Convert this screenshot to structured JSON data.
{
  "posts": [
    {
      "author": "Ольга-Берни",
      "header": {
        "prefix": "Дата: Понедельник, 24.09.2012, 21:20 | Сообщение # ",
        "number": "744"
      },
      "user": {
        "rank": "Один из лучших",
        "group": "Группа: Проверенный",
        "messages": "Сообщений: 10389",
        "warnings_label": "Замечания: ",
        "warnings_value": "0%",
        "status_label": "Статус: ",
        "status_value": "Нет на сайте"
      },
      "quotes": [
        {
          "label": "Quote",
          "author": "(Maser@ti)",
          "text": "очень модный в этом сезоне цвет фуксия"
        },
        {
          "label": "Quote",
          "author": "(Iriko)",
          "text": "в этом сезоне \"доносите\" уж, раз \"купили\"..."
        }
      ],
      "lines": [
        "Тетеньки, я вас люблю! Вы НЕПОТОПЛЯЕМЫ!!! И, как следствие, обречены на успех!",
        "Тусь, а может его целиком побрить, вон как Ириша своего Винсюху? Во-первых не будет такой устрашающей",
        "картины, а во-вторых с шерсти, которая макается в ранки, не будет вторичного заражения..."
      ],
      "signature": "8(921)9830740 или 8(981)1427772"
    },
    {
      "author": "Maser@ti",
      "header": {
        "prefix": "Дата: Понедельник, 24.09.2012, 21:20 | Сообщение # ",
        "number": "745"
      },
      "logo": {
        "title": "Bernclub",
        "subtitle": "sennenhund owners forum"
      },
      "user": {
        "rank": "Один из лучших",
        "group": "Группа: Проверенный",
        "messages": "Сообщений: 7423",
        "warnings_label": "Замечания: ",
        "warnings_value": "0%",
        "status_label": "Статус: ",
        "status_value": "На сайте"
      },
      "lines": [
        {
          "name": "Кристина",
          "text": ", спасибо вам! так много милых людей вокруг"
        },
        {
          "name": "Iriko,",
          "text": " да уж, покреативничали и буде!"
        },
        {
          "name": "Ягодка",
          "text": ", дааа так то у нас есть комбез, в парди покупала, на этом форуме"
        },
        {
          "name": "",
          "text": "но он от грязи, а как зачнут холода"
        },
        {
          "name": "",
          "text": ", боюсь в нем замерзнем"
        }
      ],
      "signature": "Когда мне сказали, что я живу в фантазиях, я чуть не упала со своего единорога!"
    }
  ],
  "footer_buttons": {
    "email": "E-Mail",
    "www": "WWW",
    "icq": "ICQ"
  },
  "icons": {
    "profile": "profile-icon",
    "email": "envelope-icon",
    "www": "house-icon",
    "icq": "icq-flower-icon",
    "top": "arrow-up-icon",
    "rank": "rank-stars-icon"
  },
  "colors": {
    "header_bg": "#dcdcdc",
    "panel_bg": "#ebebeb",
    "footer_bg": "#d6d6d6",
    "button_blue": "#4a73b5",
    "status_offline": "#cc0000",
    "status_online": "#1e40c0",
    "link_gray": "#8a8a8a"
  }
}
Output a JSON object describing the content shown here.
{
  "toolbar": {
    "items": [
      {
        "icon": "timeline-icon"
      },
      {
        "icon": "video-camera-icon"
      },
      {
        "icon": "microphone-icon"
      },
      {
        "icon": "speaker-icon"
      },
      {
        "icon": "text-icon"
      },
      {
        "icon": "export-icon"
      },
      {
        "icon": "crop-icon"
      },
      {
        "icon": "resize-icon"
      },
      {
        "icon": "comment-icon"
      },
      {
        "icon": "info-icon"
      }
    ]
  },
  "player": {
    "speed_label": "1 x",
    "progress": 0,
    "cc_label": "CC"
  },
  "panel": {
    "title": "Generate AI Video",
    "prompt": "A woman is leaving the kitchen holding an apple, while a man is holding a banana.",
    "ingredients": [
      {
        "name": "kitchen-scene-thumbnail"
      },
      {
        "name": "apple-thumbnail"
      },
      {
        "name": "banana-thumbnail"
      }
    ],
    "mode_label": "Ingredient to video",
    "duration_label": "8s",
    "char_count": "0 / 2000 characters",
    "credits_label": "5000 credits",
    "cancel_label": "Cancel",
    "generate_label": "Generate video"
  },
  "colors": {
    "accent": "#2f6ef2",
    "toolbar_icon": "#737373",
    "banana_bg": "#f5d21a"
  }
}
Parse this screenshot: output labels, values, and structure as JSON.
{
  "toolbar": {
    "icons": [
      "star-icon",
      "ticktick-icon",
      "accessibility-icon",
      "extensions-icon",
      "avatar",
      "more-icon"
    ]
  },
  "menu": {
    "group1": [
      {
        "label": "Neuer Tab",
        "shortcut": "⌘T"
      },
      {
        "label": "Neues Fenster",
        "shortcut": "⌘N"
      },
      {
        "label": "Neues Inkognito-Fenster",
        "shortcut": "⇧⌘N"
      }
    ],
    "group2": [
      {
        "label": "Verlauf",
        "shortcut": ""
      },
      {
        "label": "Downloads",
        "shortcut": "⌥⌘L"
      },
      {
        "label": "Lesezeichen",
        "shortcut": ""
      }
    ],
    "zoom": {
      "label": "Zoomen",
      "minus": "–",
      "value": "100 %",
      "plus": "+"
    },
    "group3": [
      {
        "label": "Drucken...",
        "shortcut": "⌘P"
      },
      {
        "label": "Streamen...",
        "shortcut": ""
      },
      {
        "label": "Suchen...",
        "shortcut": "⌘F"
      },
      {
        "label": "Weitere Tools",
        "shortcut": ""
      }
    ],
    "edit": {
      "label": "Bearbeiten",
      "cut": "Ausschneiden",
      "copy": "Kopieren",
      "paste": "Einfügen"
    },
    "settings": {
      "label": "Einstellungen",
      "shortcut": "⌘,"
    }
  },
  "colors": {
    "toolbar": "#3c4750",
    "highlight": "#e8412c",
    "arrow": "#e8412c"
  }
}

### Task goal
Nothing may be left out: return each entry exactly as it reads.

### Final answer
Convert this screenshot to structured JSON data.
{
  "posts": [
    {
      "author": "Ольга-Берни",
      "header": {
        "prefix": "Дата: Понедельник, 24.09.2012, 21:20 | Сообщение # ",
        "number": "744"
      },
      "user": {
        "rank": "Один из лучших",
        "group": "Группа: Проверенный",
        "messages": "Сообщений: 10389",
        "warnings_label": "Замечания: ",
        "warnings_value": "0%",
        "status_label": "Статус: ",
        "status_value": "Нет на сайте"
      },
      "quotes": [
        {
          "label": "Quote",
          "author": "(Maser@ti)",
          "text": "очень модный в этом сезоне цвет фуксия"
        },
        {
          "label": "Quote",
          "author": "(Iriko)",
          "text": "в этом сезоне \"доносите\" уж, раз \"купили\"..."
        }
      ],
      "lines": [
        "Тетеньки, я вас люблю! Вы НЕПОТОПЛЯЕМЫ!!! И, как следствие, обречены на успех!",
        "Тусь, а может его целиком побрить, вон как Ириша своего Винсюху? Во-первых не будет такой устрашающей",
        "картины, а во-вторых с шерсти, которая макается в ранки, не будет вторичного заражения..."
      ],
      "signature": "8(921)9830740 или 8(981)1427772"
    },
    {
      "author": "Maser@ti",
      "header": {
        "prefix": "Дата: Понедельник, 24.09.2012, 21:20 | Сообщение # ",
        "number": "745"
      },
      "logo": {
        "title": "Bernclub",
        "subtitle": "sennenhund owners forum"
      },
      "user": {
        "rank": "Один из лучших",
        "group": "Группа: Проверенный",
        "messages": "Сообщений: 7423",
        "warnings_label": "Замечания: ",
        "warnings_value": "0%",
        "status_label": "Статус: ",
        "status_value": "На сайте"
      },
      "lines": [
        {
          "name": "Кристина",
          "text": ", спасибо вам! так много милых людей вокруг"
        },
        {
          "name": "Iriko,",
          "text": " да уж, покреативничали и буде!"
        },
        {
          "name": "Ягодка",
          "text": ", дааа так то у нас есть комбез, в парди покупала, на этом форуме"
        },
        {
          "name": "",
          "text": "но он от грязи, а как зачнут холода"
        },
        {
          "name": "",
          "text": ", боюсь в нем замерзнем"
        }
      ],
      "signature": "Когда мне сказали, что я живу в фантазиях, я чуть не упала со своего единорога!"
    }
  ],
  "footer_buttons": {
    "email": "E-Mail",
    "www": "WWW",
    "icq": "ICQ"
  },
  "icons": {
    "profile": "profile-icon",
    "email": "envelope-icon",
    "www": "house-icon",
    "icq": "icq-flower-icon",
    "top": "arrow-up-icon",
    "rank": "rank-stars-icon"
  },
  "colors": {
    "header_bg": "#dcdcdc",
    "panel_bg": "#ebebeb",
    "footer_bg": "#d6d6d6",
    "button_blue": "#4a73b5",
    "status_offline": "#cc0000",
    "status_online": "#1e40c0",
    "link_gray": "#8a8a8a"
  }
}
Output a JSON object describing the content shown here.
{
  "toolbar": {
    "items": [
      {
        "icon": "timeline-icon"
      },
      {
        "icon": "video-camera-icon"
      },
      {
        "icon": "microphone-icon"
      },
      {
        "icon": "speaker-icon"
      },
      {
        "icon": "text-icon"
      },
      {
        "icon": "export-icon"
      },
      {
        "icon": "crop-icon"
      },
      {
        "icon": "resize-icon"
      },
      {
        "icon": "comment-icon"
      },
      {
        "icon": "info-icon"
      }
    ]
  },
  "player": {
    "speed_label": "1 x",
    "progress": 0,
    "cc_label": "CC"
  },
  "panel": {
    "title": "Generate AI Video",
    "prompt": "A woman is leaving the kitchen holding an apple, while a man is holding a banana.",
    "ingredients": [
      {
        "name": "kitchen-scene-thumbnail"
      },
      {
        "name": "apple-thumbnail"
      },
      {
        "name": "banana-thumbnail"
      }
    ],
    "mode_label": "Ingredient to video",
    "duration_label": "8s",
    "char_count": "0 / 2000 characters",
    "credits_label": "5000 credits",
    "cancel_label": "Cancel",
    "generate_label": "Generate video"
  },
  "colors": {
    "accent": "#2f6ef2",
    "toolbar_icon": "#737373",
    "banana_bg": "#f5d21a"
  }
}
Parse this screenshot: output labels, values, and structure as JSON.
{
  "toolbar": {
    "icons": [
      "star-icon",
      "ticktick-icon",
      "accessibility-icon",
      "extensions-icon",
      "avatar",
      "more-icon"
    ]
  },
  "menu": {
    "group1": [
      {
        "label": "Neuer Tab",
        "shortcut": "⌘T"
      },
      {
        "label": "Neues Fenster",
        "shortcut": "⌘N"
      },
      {
        "label": "Neues Inkognito-Fenster",
        "shortcut": "⇧⌘N"
      }
    ],
    "group2": [
      {
        "label": "Verlauf",
        "shortcut": ""
      },
      {
        "label": "Downloads",
        "shortcut": "⌥⌘L"
      },
      {
        "label": "Lesezeichen",
        "shortcut": ""
      }
    ],
    "zoom": {
      "label": "Zoomen",
      "minus": "–",
      "value": "100 %",
      "plus": "+"
    },
    "group3": [
      {
        "label": "Drucken...",
        "shortcut": "⌘P"
      },
      {
        "label": "Streamen...",
        "shortcut": ""
      },
      {
        "label": "Suchen...",
        "shortcut": "⌘F"
      },
      {
        "label": "Weitere Tools",
        "shortcut": ""
      }
    ],
    "edit": {
      "label": "Bearbeiten",
      "cut": "Ausschneiden",
      "copy": "Kopieren",
      "paste": "Einfügen"
    },
    "settings": {
      "label": "Einstellungen",
      "shortcut": "⌘,"
    }
  },
  "colors": {
    "toolbar": "#3c4750",
    "highlight": "#e8412c",
    "arrow": "#e8412c"
  }
}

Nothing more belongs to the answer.